SHORT PROBLEM: According to the Texas code passage on filings in a merger or conversion, why doesn't a new domestic filing entity's certificate of formation need to be filed separately under Section 3.001?

SELECTED PASSAGE:

== == ==

Texas Business Organizations Code
Sec. § 3.006
Filings in Case of Merger or Conversion


(a)

If a new domestic filing entity is formed under a plan of conversion or merger, the certificate of formation of the entity must be filed with the certificate of conversion or merger under Section 10.155(a) or 10.153(a). The certificate of formation is not required to be filed separately under Section 3.001.

(b)

The formation and existence of a domestic filing entity that is a converted entity in a conversion or that is to be created under a plan of merger takes effect and commences on the effectiveness of the conversion or merger, as appropriate.
Acts 2003, 78th Leg., ch. 182, Sec. 1, eff. Jan. 1, 2006.
Sec. 3.007. SUPPLEMENTAL PROVISIONS REQUIRED IN CERTIFICATE OF FORMATION OF FOR-PROFIT OR PROFESSIONAL CORPORATION. (a) In addition to the information required by Section 3.005, the certificate of formation of a for-profit or professional corporation must state:

(1)

the aggregate number of shares the corporation is authorized to issue;

(2)

if the shares the corporation is authorized to issue consist of one class of shares only, the par value of each share or a statement that each share is without par value;

(3)

if the corporation is to be managed by a board of directors, the number of directors constituting the initial board of directors and the name and address of each person who will serve as director until the first annual meeting of shareholders and until a successor is elected and qualified; and

(4)

if the corporation is to be managed pursuant to a shareholders agreement in a manner other than by a board of directors, the name and address of each person who will perform the functions required by this code to be performed by the initial board of directors.

(b)

If the shares a for-profit or professional corporation is authorized to issue consist of more than one class of shares, the certificate of formation of the corporation must, with respect to each class, state:

(1)

the designation of the class;

(2)

the aggregate number of shares in the class;

(3)

the par value of each share or a statement that each share is without par value;

(4)

the preferences, limitations, and relative rights of the shares; and

(5)

if the shares in a class the corporation is authorized to issue consist of more than one series, the following with respect to each series:

(A)

== == ==

ENTRIES SHOWN:
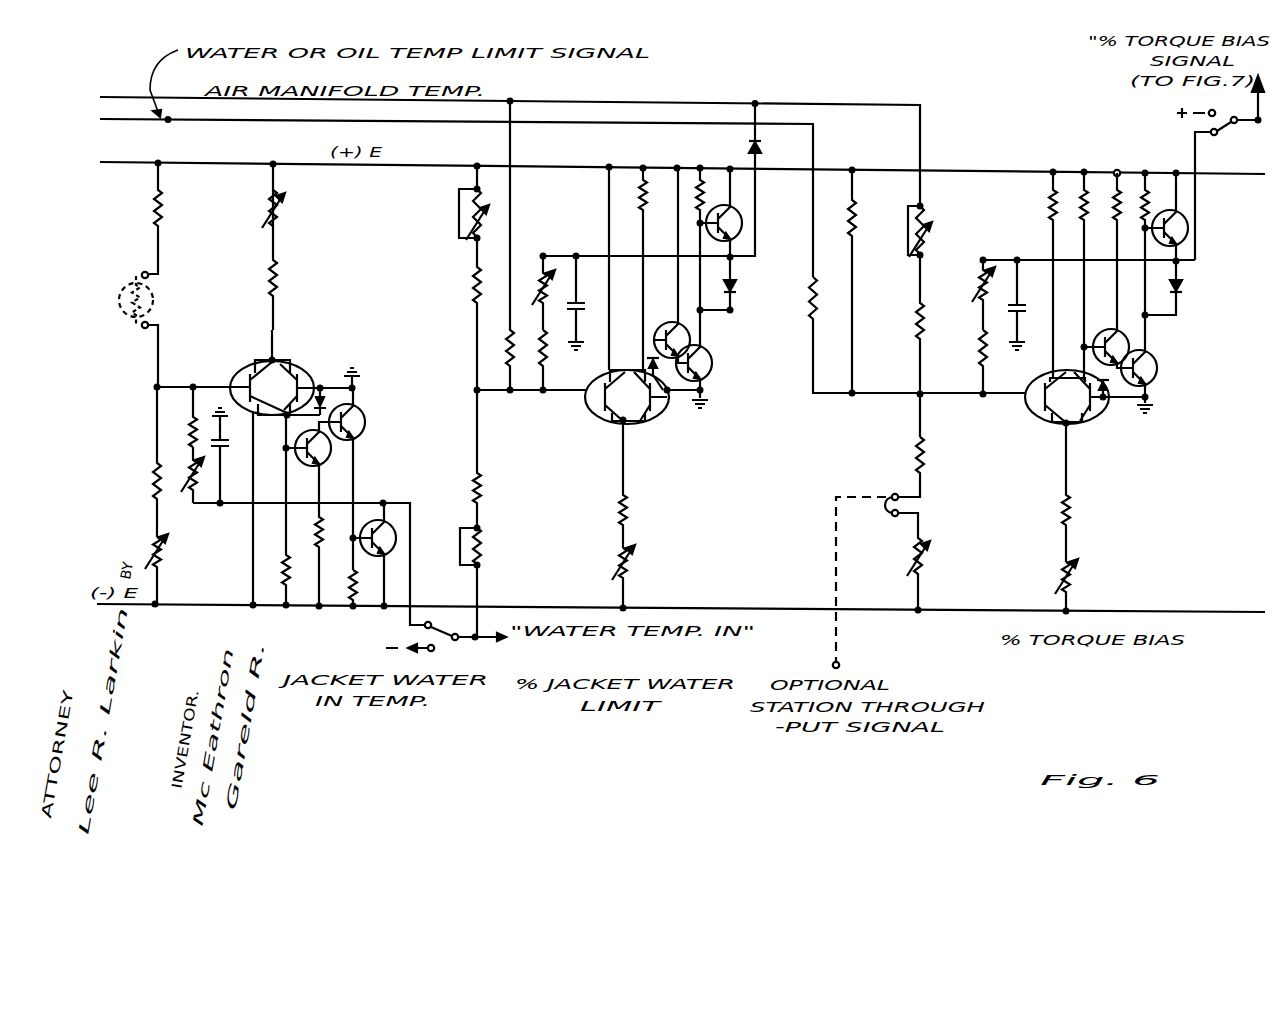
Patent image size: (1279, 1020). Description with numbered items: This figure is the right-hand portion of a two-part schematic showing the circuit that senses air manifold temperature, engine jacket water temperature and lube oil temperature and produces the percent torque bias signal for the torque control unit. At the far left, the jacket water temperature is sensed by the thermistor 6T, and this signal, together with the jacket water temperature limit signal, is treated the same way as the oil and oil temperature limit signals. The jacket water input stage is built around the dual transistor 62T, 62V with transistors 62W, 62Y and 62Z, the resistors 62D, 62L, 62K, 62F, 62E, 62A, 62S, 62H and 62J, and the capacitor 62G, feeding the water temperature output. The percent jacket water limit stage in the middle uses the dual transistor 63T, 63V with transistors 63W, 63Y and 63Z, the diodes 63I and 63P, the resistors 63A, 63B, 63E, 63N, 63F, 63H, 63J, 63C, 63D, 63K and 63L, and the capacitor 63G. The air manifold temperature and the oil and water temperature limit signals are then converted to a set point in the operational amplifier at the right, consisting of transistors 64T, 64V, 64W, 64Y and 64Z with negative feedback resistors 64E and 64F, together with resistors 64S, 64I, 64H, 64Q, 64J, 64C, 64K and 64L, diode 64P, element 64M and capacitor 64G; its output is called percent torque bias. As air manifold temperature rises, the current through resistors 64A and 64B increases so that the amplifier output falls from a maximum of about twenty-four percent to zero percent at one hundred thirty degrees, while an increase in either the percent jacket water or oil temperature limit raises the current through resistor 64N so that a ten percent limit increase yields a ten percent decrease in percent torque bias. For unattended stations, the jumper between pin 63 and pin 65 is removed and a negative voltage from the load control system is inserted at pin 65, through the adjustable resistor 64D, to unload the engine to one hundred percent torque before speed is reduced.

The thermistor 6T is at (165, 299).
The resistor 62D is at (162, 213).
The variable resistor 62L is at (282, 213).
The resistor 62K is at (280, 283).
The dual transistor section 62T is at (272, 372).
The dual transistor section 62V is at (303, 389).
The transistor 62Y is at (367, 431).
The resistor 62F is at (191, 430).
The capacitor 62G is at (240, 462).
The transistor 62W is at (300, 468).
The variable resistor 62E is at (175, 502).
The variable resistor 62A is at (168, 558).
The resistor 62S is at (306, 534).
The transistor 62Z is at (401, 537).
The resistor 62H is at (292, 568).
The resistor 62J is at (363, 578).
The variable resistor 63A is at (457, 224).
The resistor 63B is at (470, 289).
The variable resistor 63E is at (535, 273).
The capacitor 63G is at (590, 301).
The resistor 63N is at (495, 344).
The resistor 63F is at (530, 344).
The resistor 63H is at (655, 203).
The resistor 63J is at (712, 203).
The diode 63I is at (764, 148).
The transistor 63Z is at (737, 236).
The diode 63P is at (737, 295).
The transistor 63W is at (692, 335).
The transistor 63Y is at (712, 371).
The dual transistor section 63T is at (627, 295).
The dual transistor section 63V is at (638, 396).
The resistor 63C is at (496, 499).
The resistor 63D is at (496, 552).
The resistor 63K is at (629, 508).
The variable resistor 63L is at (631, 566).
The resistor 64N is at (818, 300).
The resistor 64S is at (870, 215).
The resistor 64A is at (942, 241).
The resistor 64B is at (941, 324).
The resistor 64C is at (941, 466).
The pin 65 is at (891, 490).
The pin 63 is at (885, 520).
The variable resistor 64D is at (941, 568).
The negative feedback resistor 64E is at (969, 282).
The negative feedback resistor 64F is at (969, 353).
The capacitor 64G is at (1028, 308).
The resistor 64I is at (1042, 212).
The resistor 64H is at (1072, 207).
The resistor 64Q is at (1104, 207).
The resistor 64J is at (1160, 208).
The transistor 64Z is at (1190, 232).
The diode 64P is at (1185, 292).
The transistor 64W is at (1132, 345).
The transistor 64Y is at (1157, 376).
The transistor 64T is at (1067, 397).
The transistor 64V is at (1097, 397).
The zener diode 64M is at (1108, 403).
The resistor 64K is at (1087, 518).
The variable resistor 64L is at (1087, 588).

== == ==

RESPONSE TO THIS EXERCISE: It must instead be filed together with the certificate of conversion or merger under Section 10.155(a) or 10.153(a), so no separate filing under Section 3.001 is needed.